* [Task statement] From the entries that follow, extract each line holding the string "bosch".

* [Data provided]

☆ ☆ ☆ ☆ ☆

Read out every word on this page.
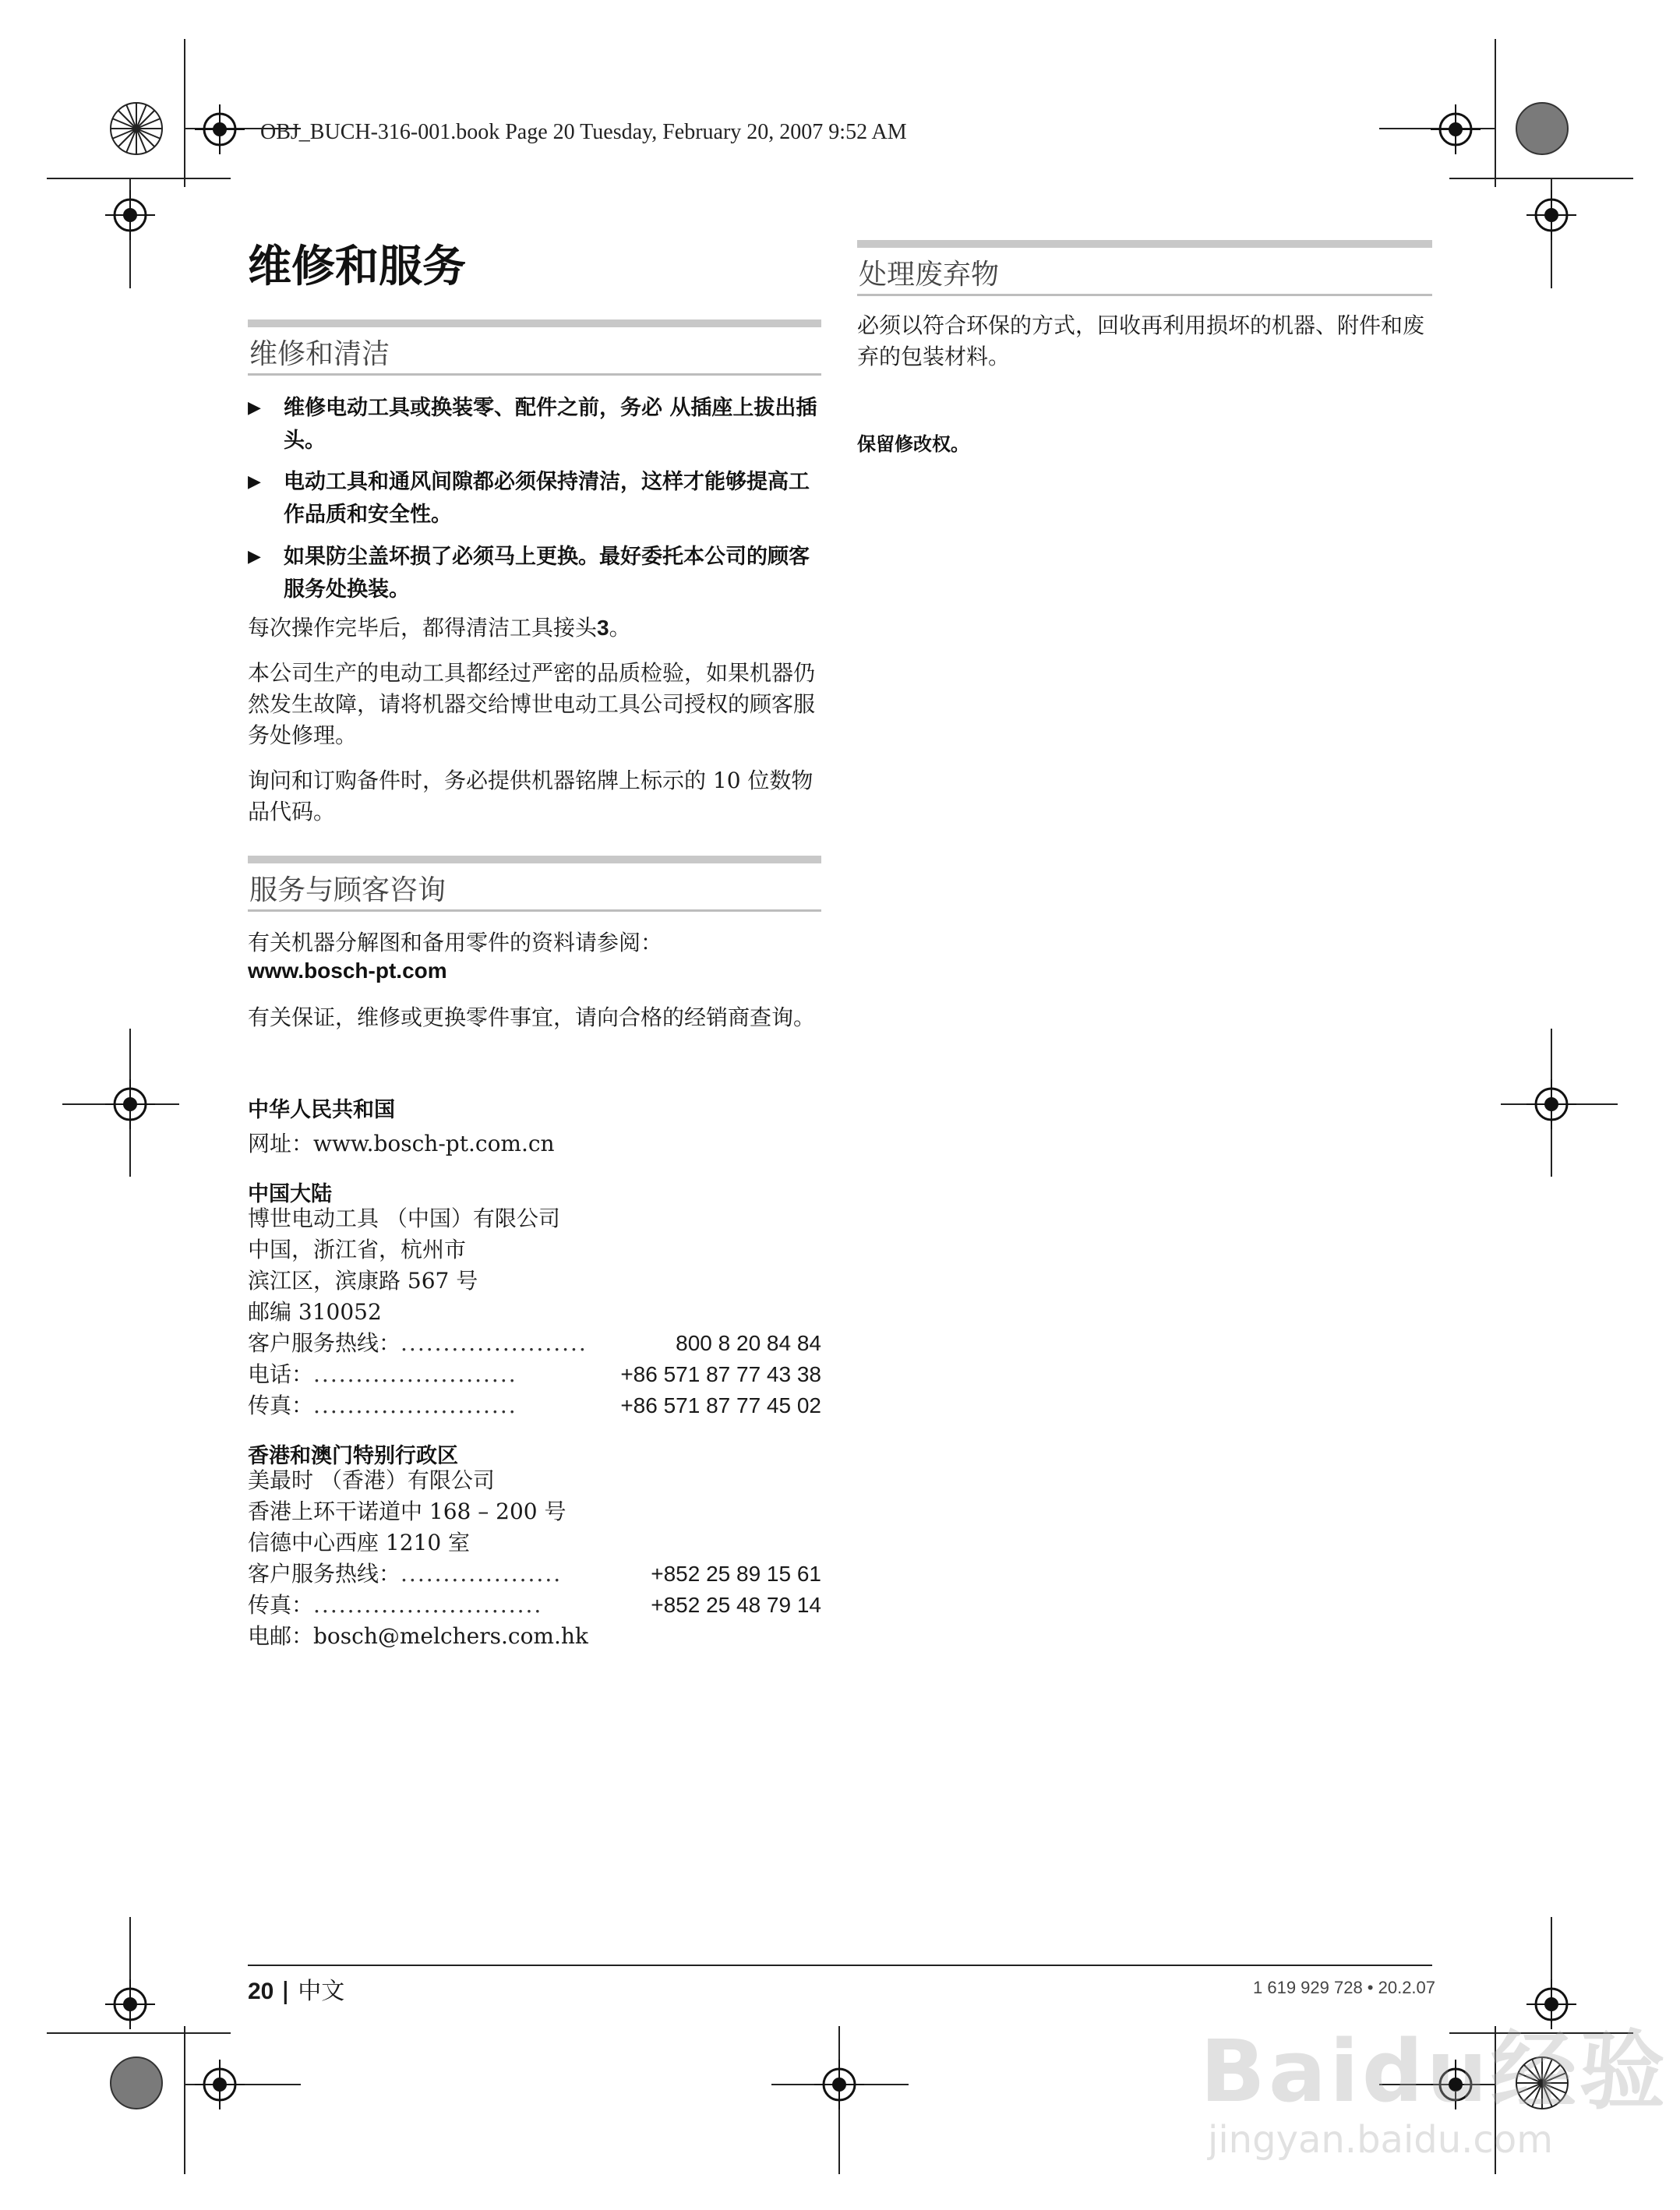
OBJ_BUCH-316-001.book Page 20 Tuesday, February 20, 2007 9:52 AM
维修和服务
维修和清洁
▶ 维修电动工具或换装零、配件之前，务必 从插座上拔出插头。
▶ 电动工具和通风间隙都必须保持清洁，这样才能够提高工作品质和安全性。
▶ 如果防尘盖坏损了必须马上更换。最好委托本公司的顾客服务处换装。
每次操作完毕后，都得清洁工具接头3。
本公司生产的电动工具都经过严密的品质检验，如果机器仍然发生故障，请将机器交给博世电动工具公司授权的顾客服务处修理。
询问和订购备件时，务必提供机器铭牌上标示的 10 位数物品代码。
服务与顾客咨询
有关机器分解图和备用零件的资料请参阅：
www.bosch-pt.com
有关保证，维修或更换零件事宜，请向合格的经销商查询。
中华人民共和国
网址：www.bosch-pt.com.cn
中国大陆
博世电动工具 （中国）有限公司
中国，浙江省，杭州市
滨江区，滨康路 567 号
邮编 310052
客户服务热线： ......................	800 8 20 84 84
电话： ........................	+86 571 87 77 43 38
传真： ........................	+86 571 87 77 45 02
香港和澳门特别行政区
美最时 （香港）有限公司
香港上环干诺道中 168 – 200 号
信德中心西座 1210 室
客户服务热线： ...................	+852 25 89 15 61
传真： ...........................	+852 25 48 79 14
电邮：bosch@melchers.com.hk
处理废弃物
必须以符合环保的方式，回收再利用损坏的机器、附件和废弃的包装材料。
保留修改权。
20 | 中文	1 619 929 728 • 20.2.07
Baidu经验
jingyan.baidu.com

☆ ☆ ☆ ☆ ☆

* [Answer for this exercise]
www.bosch-pt.com
网址：www.bosch-pt.com.cn
电邮：bosch@melchers.com.hk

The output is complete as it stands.